• DESCRIPTION OF THE TASK: Collect all lines from the records below that include the word "Salary".

-- begin --

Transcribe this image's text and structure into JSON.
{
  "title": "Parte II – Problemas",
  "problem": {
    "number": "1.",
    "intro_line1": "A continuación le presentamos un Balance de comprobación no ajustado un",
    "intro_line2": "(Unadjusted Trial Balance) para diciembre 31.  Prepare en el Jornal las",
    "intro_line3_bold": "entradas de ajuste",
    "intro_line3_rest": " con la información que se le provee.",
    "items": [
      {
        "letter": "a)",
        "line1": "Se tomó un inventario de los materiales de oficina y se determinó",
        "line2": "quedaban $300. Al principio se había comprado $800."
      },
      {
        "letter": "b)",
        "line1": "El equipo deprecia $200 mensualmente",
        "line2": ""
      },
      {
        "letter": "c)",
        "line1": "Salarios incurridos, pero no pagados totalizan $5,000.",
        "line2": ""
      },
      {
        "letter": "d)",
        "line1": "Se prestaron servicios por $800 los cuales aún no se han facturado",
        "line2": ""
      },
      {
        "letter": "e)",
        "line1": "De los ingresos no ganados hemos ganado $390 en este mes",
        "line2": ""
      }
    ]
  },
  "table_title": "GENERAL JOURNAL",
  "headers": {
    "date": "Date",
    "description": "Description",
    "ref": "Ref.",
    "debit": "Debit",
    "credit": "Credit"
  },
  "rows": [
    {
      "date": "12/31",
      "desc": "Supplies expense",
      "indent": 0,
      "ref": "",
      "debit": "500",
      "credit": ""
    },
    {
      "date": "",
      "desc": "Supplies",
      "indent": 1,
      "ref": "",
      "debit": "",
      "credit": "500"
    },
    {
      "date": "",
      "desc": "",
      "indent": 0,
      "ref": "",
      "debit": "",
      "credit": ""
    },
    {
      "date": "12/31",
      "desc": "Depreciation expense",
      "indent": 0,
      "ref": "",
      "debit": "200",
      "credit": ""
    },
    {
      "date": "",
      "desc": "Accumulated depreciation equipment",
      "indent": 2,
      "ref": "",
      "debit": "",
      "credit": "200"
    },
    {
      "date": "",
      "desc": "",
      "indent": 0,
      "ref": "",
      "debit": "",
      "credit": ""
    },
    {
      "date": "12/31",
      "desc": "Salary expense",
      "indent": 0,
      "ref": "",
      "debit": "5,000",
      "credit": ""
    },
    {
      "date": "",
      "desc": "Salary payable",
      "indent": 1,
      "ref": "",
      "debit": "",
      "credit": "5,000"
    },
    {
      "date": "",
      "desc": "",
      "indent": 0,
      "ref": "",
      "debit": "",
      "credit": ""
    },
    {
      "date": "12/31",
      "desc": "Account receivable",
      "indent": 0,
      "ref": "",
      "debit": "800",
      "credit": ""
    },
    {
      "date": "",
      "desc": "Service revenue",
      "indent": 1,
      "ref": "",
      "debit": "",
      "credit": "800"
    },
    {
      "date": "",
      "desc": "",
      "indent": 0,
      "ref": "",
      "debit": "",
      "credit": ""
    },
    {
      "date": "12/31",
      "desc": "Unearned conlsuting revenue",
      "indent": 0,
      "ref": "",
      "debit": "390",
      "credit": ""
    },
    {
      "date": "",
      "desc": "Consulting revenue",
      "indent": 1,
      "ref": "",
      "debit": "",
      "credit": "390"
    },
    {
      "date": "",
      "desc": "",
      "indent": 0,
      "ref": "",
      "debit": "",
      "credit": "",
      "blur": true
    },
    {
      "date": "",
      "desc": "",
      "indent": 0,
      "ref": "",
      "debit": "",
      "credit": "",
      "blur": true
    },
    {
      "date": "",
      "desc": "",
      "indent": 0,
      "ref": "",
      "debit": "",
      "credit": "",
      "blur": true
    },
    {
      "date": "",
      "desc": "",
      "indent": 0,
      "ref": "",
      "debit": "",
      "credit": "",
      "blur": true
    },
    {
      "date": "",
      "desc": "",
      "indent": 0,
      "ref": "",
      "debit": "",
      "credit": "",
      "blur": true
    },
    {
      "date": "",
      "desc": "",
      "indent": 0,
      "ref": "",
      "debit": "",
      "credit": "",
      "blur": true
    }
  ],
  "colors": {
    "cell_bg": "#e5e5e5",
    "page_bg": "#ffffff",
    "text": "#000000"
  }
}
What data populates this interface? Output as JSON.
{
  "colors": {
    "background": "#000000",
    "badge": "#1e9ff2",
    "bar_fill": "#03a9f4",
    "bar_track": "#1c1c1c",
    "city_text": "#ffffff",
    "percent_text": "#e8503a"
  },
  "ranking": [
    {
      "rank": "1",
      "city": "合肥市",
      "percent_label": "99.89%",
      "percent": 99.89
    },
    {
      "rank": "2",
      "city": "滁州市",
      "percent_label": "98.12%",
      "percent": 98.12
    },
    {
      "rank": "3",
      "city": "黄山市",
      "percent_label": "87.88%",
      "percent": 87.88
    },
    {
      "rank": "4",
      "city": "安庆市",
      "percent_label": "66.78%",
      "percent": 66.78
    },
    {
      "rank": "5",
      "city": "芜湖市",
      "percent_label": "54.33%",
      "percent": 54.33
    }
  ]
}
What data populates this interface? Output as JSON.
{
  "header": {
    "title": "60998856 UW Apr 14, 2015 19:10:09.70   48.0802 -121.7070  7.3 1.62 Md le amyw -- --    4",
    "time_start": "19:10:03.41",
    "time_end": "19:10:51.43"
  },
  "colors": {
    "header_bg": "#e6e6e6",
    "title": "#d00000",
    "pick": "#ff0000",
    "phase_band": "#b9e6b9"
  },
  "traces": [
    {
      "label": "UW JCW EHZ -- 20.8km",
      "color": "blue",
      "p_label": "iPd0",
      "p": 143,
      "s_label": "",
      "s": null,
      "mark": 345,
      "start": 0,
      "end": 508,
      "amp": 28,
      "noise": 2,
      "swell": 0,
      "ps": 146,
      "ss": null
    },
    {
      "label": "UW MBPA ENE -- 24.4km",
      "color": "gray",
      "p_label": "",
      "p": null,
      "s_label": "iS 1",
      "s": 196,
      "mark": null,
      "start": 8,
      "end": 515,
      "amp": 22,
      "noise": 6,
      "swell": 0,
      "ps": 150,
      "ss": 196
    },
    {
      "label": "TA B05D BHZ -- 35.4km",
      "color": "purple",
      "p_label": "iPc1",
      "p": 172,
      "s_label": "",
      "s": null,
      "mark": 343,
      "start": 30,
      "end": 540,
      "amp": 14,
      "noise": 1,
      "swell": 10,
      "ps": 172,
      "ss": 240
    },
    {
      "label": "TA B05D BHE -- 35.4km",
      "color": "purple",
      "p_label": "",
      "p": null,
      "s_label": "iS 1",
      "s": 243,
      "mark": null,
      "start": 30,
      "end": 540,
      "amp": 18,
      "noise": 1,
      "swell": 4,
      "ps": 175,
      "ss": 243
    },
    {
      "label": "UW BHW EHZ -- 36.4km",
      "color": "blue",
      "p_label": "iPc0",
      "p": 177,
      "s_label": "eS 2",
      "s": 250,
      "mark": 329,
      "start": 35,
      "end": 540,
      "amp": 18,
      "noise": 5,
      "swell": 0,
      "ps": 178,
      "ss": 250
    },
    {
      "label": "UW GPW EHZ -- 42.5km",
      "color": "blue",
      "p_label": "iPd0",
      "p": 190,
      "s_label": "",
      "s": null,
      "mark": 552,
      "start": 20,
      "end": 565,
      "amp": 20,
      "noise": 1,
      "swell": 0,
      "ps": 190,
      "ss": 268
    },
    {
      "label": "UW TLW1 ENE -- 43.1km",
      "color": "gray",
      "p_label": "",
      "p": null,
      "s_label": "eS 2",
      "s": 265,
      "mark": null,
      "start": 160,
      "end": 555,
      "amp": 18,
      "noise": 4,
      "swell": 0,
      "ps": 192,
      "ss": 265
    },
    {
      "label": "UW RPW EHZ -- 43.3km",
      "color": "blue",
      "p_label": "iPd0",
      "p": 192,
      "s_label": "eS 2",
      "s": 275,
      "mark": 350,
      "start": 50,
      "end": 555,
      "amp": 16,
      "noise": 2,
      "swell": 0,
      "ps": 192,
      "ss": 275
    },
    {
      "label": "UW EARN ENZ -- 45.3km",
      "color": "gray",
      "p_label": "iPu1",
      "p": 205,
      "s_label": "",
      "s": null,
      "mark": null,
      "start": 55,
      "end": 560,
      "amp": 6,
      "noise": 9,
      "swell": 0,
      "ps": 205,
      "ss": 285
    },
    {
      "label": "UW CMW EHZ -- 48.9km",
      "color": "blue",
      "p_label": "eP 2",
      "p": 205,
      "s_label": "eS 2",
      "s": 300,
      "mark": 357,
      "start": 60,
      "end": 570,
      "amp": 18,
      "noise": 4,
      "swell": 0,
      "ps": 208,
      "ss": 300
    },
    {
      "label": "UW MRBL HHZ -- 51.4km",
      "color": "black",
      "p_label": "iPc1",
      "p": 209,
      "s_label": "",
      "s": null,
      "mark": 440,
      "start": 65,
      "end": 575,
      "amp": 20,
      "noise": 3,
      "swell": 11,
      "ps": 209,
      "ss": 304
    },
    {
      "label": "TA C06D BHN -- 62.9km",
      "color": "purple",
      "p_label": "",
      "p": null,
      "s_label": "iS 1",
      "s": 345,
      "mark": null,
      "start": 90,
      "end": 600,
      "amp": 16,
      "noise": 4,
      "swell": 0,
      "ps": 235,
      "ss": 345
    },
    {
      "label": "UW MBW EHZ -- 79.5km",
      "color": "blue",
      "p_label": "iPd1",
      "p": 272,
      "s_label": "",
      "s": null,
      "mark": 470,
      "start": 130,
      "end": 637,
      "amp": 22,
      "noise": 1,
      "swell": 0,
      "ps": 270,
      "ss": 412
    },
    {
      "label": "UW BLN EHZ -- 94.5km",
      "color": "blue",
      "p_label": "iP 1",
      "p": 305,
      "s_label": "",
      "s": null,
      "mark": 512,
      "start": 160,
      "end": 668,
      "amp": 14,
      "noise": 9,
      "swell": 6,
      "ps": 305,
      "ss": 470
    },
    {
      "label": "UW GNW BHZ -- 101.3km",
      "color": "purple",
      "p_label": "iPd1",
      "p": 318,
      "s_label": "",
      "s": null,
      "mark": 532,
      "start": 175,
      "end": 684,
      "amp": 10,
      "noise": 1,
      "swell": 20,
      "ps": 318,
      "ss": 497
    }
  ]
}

-- end --

• SOLUTION FOR THIS PROBLEM:
      "desc": "Salary expense",
      "desc": "Salary payable",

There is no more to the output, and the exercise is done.